Abordar todos los temas que aparecen en el libro nos llevaría a escribir una “enciclopedia”. Pero resulta cansino la cantidad de tiempo perdido para unas reflexiones con Águeda, Patachula y los dos perros. Medio libro. Aborda todos los temas que han aparecido en la prensa los últimos tres o cuatro años. Aunque se remonta a sucesos anteriores como la represión franquista de los años 70, cuando Willy el Niño se ensañaba en el Dirección General de la Policía con los detenidos políticos. Da una pincelada de la Iglesia de S. Francisco, donde Carrero Blanco participó en su última misa, antes de su ascensión a los cielos, creo que el veinte de diciembre del 73. Falta, como ya he anotado, pintura para la descripción de lugares y espacios, sean reales o ficticios, y sobran reiteraciones de comportamientos que no aportan nada al relato.
Ese collage de datos le lleva a hablar del mitin de VOX en Vistalegre, el 8 de marzo de 2020, cuando la obra termina temporalmente el 31 de julio de 2019. Aunque hay una postdata 6 días después, del suicida y narrador que no se suicidó. Por otro lado, un desfalco de Patachula a la empresa en la que trabaja, se resuelve amigablemente en unas horas devolviendo el dinero y pidiendo el cese, poco antes de viajar a Valladolid para suicidarse.
La boda del hermano de Toni, Raúl se presenta en un escenario ridículo, nada acorde con los rituales de las bodas civiles o religiosas. Así como el entierro de la madre y de la sobrina, en Zaragoza. Y a la maltratada que acoge Águeda en su casa, viene a recogerla, a los pocos días, el maltratador, con un coche funerario. Seis o siete vecinos se organizan, de forma esperpéntica, para abuchearlo. Ridículo.

• Datos proporcionados
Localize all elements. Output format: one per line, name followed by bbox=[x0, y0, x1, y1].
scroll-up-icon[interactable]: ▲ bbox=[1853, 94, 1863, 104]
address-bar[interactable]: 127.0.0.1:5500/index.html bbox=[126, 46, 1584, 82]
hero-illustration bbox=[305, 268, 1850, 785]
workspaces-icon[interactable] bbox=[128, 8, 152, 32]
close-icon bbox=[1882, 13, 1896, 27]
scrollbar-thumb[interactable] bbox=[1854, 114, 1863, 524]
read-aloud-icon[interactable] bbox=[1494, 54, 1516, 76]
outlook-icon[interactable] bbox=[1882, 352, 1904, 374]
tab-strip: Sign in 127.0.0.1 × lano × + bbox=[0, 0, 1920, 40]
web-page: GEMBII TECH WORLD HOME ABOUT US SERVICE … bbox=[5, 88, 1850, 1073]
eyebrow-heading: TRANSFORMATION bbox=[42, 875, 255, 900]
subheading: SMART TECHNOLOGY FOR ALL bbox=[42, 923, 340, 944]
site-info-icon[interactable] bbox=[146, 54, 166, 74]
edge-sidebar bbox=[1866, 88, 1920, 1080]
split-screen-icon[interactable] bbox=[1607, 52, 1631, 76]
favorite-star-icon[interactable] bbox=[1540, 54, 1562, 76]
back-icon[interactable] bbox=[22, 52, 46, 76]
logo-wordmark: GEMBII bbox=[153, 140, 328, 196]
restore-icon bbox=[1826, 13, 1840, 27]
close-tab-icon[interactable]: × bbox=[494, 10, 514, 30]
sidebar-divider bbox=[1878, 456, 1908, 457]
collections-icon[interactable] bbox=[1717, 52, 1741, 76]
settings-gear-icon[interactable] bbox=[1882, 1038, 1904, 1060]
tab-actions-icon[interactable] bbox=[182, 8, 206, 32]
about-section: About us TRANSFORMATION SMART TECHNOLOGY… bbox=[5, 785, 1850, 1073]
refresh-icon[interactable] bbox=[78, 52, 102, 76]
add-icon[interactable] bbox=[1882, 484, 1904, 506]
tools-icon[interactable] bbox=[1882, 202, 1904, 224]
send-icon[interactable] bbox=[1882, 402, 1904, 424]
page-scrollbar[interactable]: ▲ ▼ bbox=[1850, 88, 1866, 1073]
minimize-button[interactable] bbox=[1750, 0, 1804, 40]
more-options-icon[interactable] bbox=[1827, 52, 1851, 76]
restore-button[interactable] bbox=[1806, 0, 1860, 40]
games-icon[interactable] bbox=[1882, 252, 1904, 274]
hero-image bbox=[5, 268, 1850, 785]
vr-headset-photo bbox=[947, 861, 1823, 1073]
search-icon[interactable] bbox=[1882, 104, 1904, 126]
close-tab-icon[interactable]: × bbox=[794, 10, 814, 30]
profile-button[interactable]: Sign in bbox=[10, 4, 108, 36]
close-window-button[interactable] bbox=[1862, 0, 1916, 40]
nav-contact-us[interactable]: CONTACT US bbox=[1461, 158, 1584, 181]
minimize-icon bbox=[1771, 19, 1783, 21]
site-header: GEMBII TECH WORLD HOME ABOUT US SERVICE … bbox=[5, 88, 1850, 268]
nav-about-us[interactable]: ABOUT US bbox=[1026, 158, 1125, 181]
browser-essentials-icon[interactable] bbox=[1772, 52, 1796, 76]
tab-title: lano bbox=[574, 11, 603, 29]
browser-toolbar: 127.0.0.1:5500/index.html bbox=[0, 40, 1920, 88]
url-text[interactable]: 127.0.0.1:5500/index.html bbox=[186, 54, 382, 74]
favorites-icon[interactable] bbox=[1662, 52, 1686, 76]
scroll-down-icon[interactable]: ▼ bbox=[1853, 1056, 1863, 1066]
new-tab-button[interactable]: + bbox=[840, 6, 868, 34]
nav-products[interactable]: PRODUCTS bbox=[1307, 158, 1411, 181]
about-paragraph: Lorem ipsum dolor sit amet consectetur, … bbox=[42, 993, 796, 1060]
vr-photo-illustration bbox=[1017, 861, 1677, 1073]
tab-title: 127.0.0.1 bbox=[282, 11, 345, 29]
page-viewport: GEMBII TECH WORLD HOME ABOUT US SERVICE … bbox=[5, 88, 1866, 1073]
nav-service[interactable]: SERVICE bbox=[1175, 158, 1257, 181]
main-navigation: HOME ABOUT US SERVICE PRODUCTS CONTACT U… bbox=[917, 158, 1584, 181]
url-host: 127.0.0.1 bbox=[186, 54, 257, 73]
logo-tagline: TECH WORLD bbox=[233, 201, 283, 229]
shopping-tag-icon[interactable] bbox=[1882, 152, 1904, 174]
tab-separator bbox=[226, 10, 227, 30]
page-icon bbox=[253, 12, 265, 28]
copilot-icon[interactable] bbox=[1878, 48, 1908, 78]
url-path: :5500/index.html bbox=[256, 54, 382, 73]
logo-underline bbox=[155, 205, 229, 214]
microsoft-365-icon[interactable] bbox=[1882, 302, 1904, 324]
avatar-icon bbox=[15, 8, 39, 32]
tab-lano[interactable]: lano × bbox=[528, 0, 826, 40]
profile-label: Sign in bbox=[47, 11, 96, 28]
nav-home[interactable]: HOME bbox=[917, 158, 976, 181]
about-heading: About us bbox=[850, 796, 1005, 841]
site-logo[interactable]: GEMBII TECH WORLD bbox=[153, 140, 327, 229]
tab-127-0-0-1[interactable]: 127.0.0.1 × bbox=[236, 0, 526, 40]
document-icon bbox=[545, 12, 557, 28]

• Tareas y ejercicios
1 – Responde con los datos del texto seleccionado:
(a) ¿En qué fecha termina temporalmente la obra?
(b) ¿Cómo se resuelve el desfalco de Patachula a su empresa?
(c) ¿En qué vehículo llega el maltratador a recoger a la mujer que acoge Águeda?
2 – Resume el texto seleccionado en dos oraciones.
Los ítems no hacen falta para resolver nada de esto.

• Respuestas esperadas
1 –
(a) El 31 de julio de 2019.
(b) Se resuelve amigablemente en unas horas: Patachula devuelve el dinero y pide el cese.
(c) En un coche funerario.

2 – El texto reprocha al libro el tiempo perdido en reflexiones con Águeda, Patachula y los dos perros, su repaso de los temas de la prensa de los últimos años y de sucesos anteriores como la represión franquista, la falta de descripción de lugares y las reiteraciones que no aportan nada. Señala además que habla del mitin de VOX del 8 de marzo de 2020 aunque la obra termina el 31 de julio de 2019, y califica de ridículas escenas como la boda de Raúl o el abucheo esperpéntico de los vecinos al maltratador.